▶ _Exercise directions_: Quote the material word for word, starting at its first line and ending at the line that contains "left-ground-page: 10–11 (206, 1215, 257, 1236)".
☆ ☆ ☆
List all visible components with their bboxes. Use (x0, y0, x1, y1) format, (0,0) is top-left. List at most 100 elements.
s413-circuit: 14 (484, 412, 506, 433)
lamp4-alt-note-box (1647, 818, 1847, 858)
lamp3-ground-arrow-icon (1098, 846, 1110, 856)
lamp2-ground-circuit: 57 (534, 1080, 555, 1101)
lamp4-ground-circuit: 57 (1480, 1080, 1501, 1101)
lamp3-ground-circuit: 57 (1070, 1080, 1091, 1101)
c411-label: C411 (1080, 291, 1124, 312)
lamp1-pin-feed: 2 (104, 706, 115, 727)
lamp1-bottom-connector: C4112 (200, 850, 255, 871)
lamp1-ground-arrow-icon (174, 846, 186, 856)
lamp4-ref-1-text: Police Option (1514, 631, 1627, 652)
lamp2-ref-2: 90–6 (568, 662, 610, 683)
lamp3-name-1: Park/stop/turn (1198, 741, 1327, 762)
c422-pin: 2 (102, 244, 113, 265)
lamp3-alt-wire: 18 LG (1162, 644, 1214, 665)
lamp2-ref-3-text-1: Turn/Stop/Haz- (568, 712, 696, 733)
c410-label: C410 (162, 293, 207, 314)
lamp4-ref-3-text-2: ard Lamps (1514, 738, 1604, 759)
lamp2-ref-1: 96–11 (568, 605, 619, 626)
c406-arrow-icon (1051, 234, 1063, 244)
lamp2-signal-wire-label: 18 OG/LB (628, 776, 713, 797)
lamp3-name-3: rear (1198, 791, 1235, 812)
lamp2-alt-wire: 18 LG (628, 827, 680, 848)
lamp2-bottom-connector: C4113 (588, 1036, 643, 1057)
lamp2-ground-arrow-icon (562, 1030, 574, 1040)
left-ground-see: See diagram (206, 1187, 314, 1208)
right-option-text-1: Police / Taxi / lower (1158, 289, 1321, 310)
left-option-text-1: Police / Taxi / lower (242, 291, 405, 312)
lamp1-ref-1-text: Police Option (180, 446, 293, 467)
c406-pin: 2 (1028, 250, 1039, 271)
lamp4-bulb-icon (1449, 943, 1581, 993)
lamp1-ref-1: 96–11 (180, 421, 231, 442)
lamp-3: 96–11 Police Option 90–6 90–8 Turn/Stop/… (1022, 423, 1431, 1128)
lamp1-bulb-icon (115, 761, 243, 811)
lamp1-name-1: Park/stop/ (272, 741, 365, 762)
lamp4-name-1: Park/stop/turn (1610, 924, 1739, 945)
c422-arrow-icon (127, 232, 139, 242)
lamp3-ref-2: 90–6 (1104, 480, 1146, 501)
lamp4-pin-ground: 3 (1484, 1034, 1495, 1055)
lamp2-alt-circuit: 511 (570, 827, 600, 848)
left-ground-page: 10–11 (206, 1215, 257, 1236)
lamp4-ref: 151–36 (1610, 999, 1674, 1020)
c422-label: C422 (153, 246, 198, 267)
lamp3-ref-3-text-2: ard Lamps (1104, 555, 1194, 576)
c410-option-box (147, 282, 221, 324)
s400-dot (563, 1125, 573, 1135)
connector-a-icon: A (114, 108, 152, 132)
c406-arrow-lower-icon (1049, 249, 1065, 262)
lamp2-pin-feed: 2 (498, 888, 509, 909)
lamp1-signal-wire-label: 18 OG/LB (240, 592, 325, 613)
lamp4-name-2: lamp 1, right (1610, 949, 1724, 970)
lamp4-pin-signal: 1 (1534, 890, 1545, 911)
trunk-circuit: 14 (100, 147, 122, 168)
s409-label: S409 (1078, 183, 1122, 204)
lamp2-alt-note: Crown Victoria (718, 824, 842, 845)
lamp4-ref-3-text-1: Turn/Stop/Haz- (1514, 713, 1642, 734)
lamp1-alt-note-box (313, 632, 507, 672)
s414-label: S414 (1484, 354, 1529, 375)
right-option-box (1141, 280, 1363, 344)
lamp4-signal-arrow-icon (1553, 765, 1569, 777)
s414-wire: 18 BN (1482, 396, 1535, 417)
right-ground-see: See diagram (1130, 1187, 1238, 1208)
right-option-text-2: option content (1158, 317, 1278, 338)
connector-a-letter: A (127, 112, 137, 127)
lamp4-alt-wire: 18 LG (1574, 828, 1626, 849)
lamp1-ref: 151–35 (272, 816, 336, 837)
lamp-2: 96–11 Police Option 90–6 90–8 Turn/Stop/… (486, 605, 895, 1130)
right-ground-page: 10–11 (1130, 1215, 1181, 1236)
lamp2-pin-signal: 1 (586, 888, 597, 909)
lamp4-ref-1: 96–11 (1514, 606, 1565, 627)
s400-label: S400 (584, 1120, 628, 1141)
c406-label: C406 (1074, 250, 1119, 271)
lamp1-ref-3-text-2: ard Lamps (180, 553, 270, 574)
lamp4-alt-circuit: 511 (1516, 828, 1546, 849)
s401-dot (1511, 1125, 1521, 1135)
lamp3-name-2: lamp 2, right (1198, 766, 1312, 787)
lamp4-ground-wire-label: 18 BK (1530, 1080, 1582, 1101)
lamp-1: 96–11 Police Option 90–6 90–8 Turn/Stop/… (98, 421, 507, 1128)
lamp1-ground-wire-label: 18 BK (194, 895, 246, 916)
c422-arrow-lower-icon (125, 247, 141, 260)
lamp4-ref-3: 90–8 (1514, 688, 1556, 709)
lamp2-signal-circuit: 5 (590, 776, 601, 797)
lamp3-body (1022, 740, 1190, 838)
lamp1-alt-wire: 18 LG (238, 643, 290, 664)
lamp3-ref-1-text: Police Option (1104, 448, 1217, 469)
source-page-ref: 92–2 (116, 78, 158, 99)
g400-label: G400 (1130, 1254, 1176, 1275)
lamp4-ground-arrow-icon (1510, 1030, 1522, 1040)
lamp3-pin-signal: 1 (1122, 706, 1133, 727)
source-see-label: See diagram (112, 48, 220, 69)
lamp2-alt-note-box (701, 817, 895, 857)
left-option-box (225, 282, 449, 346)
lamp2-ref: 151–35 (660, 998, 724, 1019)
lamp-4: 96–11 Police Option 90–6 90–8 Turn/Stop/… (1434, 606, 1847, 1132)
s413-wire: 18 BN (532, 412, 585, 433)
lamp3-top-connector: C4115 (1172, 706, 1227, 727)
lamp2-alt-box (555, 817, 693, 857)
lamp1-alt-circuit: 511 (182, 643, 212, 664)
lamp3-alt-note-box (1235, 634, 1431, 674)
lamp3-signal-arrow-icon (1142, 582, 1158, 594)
☆ ☆ ☆
▶ _Task result_:
List all visible components with their bboxes. Use (x0, y0, x1, y1) format, (0,0) is top-left. List at most 100 elements.
s413-circuit: 14 (484, 412, 506, 433)
lamp4-alt-note-box (1647, 818, 1847, 858)
lamp3-ground-arrow-icon (1098, 846, 1110, 856)
lamp2-ground-circuit: 57 (534, 1080, 555, 1101)
lamp4-ground-circuit: 57 (1480, 1080, 1501, 1101)
lamp3-ground-circuit: 57 (1070, 1080, 1091, 1101)
c411-label: C411 (1080, 291, 1124, 312)
lamp1-pin-feed: 2 (104, 706, 115, 727)
lamp1-bottom-connector: C4112 (200, 850, 255, 871)
lamp1-ground-arrow-icon (174, 846, 186, 856)
lamp4-ref-1-text: Police Option (1514, 631, 1627, 652)
lamp2-ref-2: 90–6 (568, 662, 610, 683)
lamp3-name-1: Park/stop/turn (1198, 741, 1327, 762)
c422-pin: 2 (102, 244, 113, 265)
lamp3-alt-wire: 18 LG (1162, 644, 1214, 665)
lamp2-ref-3-text-1: Turn/Stop/Haz- (568, 712, 696, 733)
c410-label: C410 (162, 293, 207, 314)
lamp4-ref-3-text-2: ard Lamps (1514, 738, 1604, 759)
lamp2-ref-1: 96–11 (568, 605, 619, 626)
c406-arrow-icon (1051, 234, 1063, 244)
lamp2-signal-wire-label: 18 OG/LB (628, 776, 713, 797)
lamp3-name-3: rear (1198, 791, 1235, 812)
lamp2-alt-wire: 18 LG (628, 827, 680, 848)
lamp2-bottom-connector: C4113 (588, 1036, 643, 1057)
lamp2-ground-arrow-icon (562, 1030, 574, 1040)
left-ground-see: See diagram (206, 1187, 314, 1208)
right-option-text-1: Police / Taxi / lower (1158, 289, 1321, 310)
left-option-text-1: Police / Taxi / lower (242, 291, 405, 312)
lamp1-ref-1-text: Police Option (180, 446, 293, 467)
c406-pin: 2 (1028, 250, 1039, 271)
lamp4-bulb-icon (1449, 943, 1581, 993)
lamp1-ref-1: 96–11 (180, 421, 231, 442)
lamp-3: 96–11 Police Option 90–6 90–8 Turn/Stop/… (1022, 423, 1431, 1128)
lamp1-bulb-icon (115, 761, 243, 811)
lamp1-name-1: Park/stop/ (272, 741, 365, 762)
lamp4-name-1: Park/stop/turn (1610, 924, 1739, 945)
c422-arrow-icon (127, 232, 139, 242)
lamp3-ref-2: 90–6 (1104, 480, 1146, 501)
lamp4-pin-ground: 3 (1484, 1034, 1495, 1055)
lamp2-alt-circuit: 511 (570, 827, 600, 848)
left-ground-page: 10–11 (206, 1215, 257, 1236)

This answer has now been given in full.